Stated problem — Go through the lines below and copy each one that holds the string "vendor".

Data items:

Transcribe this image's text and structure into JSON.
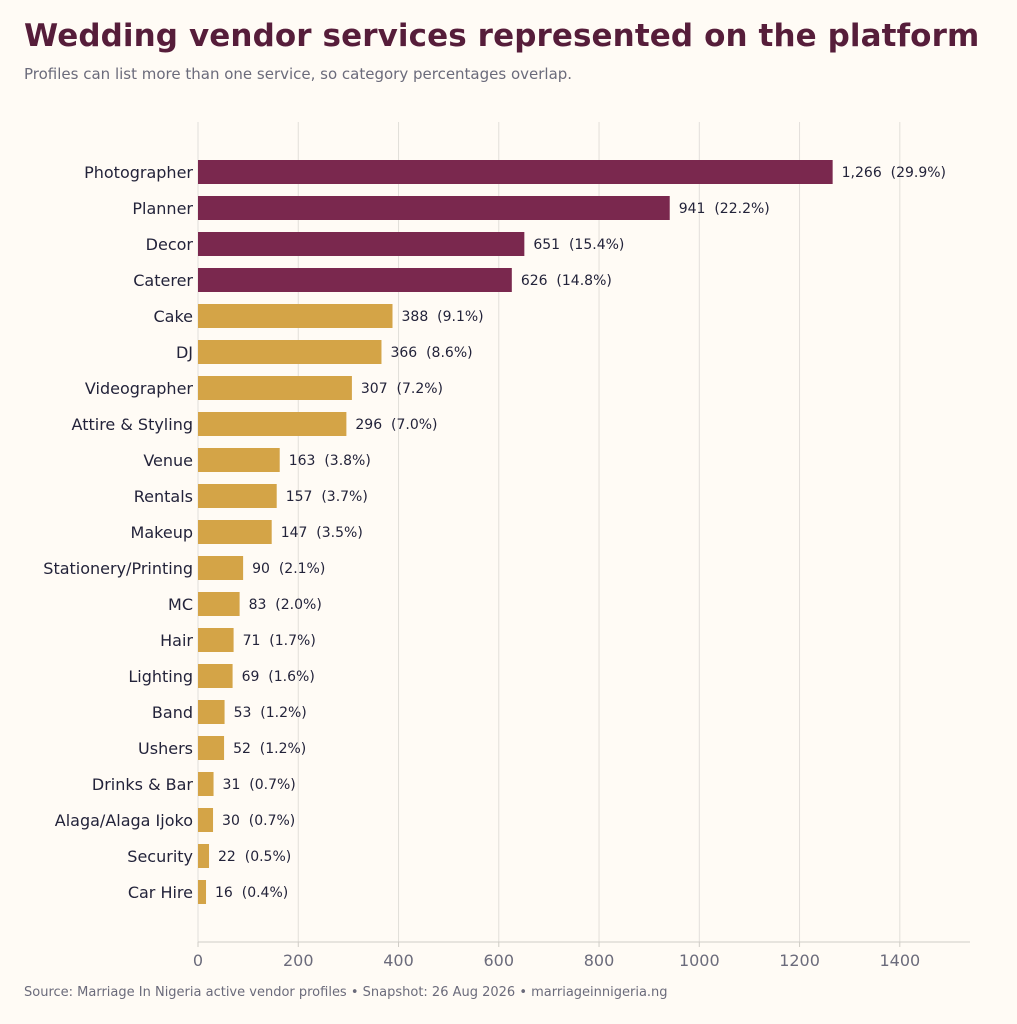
{
  "chart_data": {
    "type": "bar",
    "orientation": "horizontal",
    "title": "Wedding vendor services represented on the platform",
    "subtitle": "Profiles can list more than one service, so category percentages overlap.",
    "source": "Source: Marriage In Nigeria active vendor profiles  •  Snapshot: 26 Aug 2026  •  marriageinnigeria.ng",
    "categories": [
      "Photographer",
      "Planner",
      "Decor",
      "Caterer",
      "Cake",
      "DJ",
      "Videographer",
      "Attire & Styling",
      "Venue",
      "Rentals",
      "Makeup",
      "Stationery/Printing",
      "MC",
      "Hair",
      "Lighting",
      "Band",
      "Ushers",
      "Drinks & Bar",
      "Alaga/Alaga Ijoko",
      "Security",
      "Car Hire"
    ],
    "values": [
      1266,
      941,
      651,
      626,
      388,
      366,
      307,
      296,
      163,
      157,
      147,
      90,
      83,
      71,
      69,
      53,
      52,
      31,
      30,
      22,
      16
    ],
    "value_labels": [
      "1,266  (29.9%)",
      "941  (22.2%)",
      "651  (15.4%)",
      "626  (14.8%)",
      "388  (9.1%)",
      "366  (8.6%)",
      "307  (7.2%)",
      "296  (7.0%)",
      "163  (3.8%)",
      "157  (3.7%)",
      "147  (3.5%)",
      "90  (2.1%)",
      "83  (2.0%)",
      "71  (1.7%)",
      "69  (1.6%)",
      "53  (1.2%)",
      "52  (1.2%)",
      "31  (0.7%)",
      "30  (0.7%)",
      "22  (0.5%)",
      "16  (0.4%)"
    ],
    "highlight_count": 4,
    "colors": {
      "highlight": "#7a284e",
      "default": "#d4a447",
      "grid": "#e2dfda",
      "axis": "#cfccc6"
    },
    "xlim": [
      0,
      1540
    ],
    "xticks": [
      0,
      200,
      400,
      600,
      800,
      1000,
      1200,
      1400
    ],
    "grid": "vertical",
    "legend": "none"
  }
}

Worked answer —
    "title": "Wedding vendor services represented on the platform",
    "source": "Source: Marriage In Nigeria active vendor profiles  •  Snapshot: 26 Aug 2026  •  marriageinnigeria.ng",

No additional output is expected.